Element location listings:
· · · · · · ·

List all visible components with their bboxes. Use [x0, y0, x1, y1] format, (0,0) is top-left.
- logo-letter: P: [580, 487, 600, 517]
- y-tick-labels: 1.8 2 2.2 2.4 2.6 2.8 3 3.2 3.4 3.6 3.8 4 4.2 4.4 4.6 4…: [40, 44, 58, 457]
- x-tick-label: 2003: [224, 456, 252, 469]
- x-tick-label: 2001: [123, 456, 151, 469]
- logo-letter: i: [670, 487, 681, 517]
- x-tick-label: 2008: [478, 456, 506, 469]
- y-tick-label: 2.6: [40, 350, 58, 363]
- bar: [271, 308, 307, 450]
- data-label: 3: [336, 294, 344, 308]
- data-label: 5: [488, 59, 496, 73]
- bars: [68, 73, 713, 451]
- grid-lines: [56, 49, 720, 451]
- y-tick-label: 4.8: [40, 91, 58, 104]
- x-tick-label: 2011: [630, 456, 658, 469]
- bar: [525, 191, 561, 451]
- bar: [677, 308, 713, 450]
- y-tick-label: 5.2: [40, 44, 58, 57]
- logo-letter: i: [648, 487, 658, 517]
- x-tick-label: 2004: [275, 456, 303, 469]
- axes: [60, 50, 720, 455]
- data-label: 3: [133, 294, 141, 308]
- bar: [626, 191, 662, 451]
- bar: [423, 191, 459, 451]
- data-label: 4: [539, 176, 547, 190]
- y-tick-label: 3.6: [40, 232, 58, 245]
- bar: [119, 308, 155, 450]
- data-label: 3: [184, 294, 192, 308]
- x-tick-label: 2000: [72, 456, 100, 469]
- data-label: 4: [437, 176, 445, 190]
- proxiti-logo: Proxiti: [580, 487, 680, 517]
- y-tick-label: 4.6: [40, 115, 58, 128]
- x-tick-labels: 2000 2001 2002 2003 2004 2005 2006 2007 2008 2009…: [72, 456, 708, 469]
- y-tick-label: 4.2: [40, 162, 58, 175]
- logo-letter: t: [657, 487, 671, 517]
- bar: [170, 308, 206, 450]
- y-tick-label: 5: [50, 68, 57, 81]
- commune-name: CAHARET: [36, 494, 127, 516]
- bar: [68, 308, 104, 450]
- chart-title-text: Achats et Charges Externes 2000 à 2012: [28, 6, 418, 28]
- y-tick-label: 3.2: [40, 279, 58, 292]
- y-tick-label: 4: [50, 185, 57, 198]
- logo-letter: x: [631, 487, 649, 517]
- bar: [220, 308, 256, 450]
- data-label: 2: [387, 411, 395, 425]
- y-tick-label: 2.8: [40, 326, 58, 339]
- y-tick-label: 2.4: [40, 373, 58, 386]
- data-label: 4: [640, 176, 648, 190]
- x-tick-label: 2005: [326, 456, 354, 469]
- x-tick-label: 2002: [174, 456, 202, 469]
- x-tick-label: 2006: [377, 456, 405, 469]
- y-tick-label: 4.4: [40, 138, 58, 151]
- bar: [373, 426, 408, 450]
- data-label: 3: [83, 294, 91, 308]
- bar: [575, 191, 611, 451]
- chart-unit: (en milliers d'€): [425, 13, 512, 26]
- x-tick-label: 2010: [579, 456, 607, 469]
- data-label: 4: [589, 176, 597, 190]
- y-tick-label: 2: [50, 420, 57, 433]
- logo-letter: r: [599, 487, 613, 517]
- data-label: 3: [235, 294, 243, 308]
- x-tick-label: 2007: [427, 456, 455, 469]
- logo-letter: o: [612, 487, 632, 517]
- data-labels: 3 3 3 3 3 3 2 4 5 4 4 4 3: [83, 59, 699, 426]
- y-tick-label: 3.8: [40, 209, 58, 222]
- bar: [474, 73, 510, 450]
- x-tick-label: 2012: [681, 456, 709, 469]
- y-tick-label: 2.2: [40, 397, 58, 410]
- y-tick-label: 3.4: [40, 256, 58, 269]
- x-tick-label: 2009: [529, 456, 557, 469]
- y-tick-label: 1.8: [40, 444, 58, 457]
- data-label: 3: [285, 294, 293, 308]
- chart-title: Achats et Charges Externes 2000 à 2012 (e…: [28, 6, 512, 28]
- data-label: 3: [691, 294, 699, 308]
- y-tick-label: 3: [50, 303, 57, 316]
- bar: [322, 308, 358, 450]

· · · · · · ·

Requirements => Reproduce the lines above, starting at the very first one and ending at the line containing "- x-tick-label: 2008: [478, 456, 506, 469]".

Answer to this task =>
List all visible components with their bboxes. Use [x0, y0, x1, y1] format, (0,0) is top-left.
- logo-letter: P: [580, 487, 600, 517]
- y-tick-labels: 1.8 2 2.2 2.4 2.6 2.8 3 3.2 3.4 3.6 3.8 4 4.2 4.4 4.6 4…: [40, 44, 58, 457]
- x-tick-label: 2003: [224, 456, 252, 469]
- x-tick-label: 2001: [123, 456, 151, 469]
- logo-letter: i: [670, 487, 681, 517]
- x-tick-label: 2008: [478, 456, 506, 469]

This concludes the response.